* **GIVEN RECORDS**
+ + + +

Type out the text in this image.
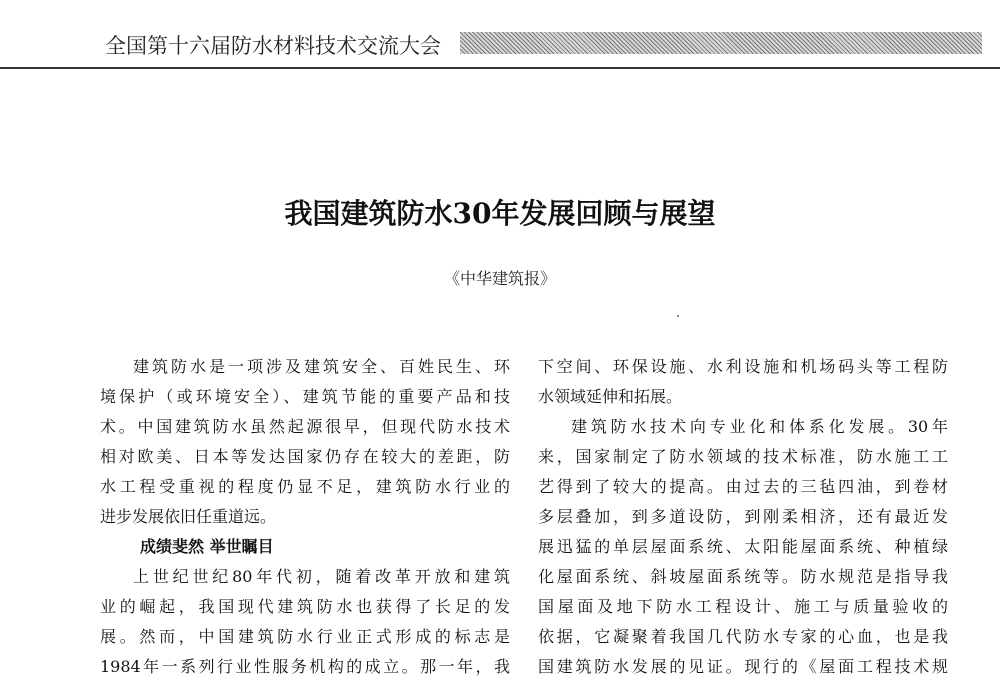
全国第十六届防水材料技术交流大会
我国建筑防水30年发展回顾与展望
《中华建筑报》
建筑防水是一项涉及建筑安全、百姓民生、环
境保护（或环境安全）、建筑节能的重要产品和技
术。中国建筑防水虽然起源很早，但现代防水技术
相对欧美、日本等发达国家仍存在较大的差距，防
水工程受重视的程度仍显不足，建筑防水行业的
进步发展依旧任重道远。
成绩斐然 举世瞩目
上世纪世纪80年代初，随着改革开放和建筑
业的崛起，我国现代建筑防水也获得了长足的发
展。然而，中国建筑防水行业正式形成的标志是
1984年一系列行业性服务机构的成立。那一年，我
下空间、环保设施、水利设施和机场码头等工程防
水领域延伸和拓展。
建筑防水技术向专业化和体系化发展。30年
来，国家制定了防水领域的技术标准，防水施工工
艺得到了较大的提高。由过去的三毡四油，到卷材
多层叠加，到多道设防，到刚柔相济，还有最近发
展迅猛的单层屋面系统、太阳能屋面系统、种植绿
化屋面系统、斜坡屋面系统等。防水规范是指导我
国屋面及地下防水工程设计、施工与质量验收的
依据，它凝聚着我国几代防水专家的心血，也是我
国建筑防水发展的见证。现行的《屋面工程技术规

+ + + +

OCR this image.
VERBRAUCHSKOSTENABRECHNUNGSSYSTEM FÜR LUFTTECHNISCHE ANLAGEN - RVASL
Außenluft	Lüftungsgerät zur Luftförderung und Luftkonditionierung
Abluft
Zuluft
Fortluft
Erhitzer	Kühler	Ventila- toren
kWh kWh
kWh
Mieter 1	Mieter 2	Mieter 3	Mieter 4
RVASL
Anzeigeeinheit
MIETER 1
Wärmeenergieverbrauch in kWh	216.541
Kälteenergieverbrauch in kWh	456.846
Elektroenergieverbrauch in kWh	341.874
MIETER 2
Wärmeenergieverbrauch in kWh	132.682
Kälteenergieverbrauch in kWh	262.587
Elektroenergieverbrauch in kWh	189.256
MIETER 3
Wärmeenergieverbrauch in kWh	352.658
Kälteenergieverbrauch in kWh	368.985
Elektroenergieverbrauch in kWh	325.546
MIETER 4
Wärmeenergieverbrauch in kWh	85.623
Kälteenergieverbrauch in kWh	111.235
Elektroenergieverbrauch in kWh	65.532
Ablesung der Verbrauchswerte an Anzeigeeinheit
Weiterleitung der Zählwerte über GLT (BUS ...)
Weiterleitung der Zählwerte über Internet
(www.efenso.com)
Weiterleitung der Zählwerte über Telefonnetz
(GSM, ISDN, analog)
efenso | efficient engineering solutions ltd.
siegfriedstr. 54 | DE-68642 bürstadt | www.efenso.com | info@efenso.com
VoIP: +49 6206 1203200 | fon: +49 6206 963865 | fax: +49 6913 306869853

+ + + +

* **SHORT PROBLEM**
Scan the listing above for the word "Zählwerte" and copy every line that holds it.

* **RESULT BELOW**
Weiterleitung der Zählwerte über GLT (BUS ...)
Weiterleitung der Zählwerte über Internet
Weiterleitung der Zählwerte über Telefonnetz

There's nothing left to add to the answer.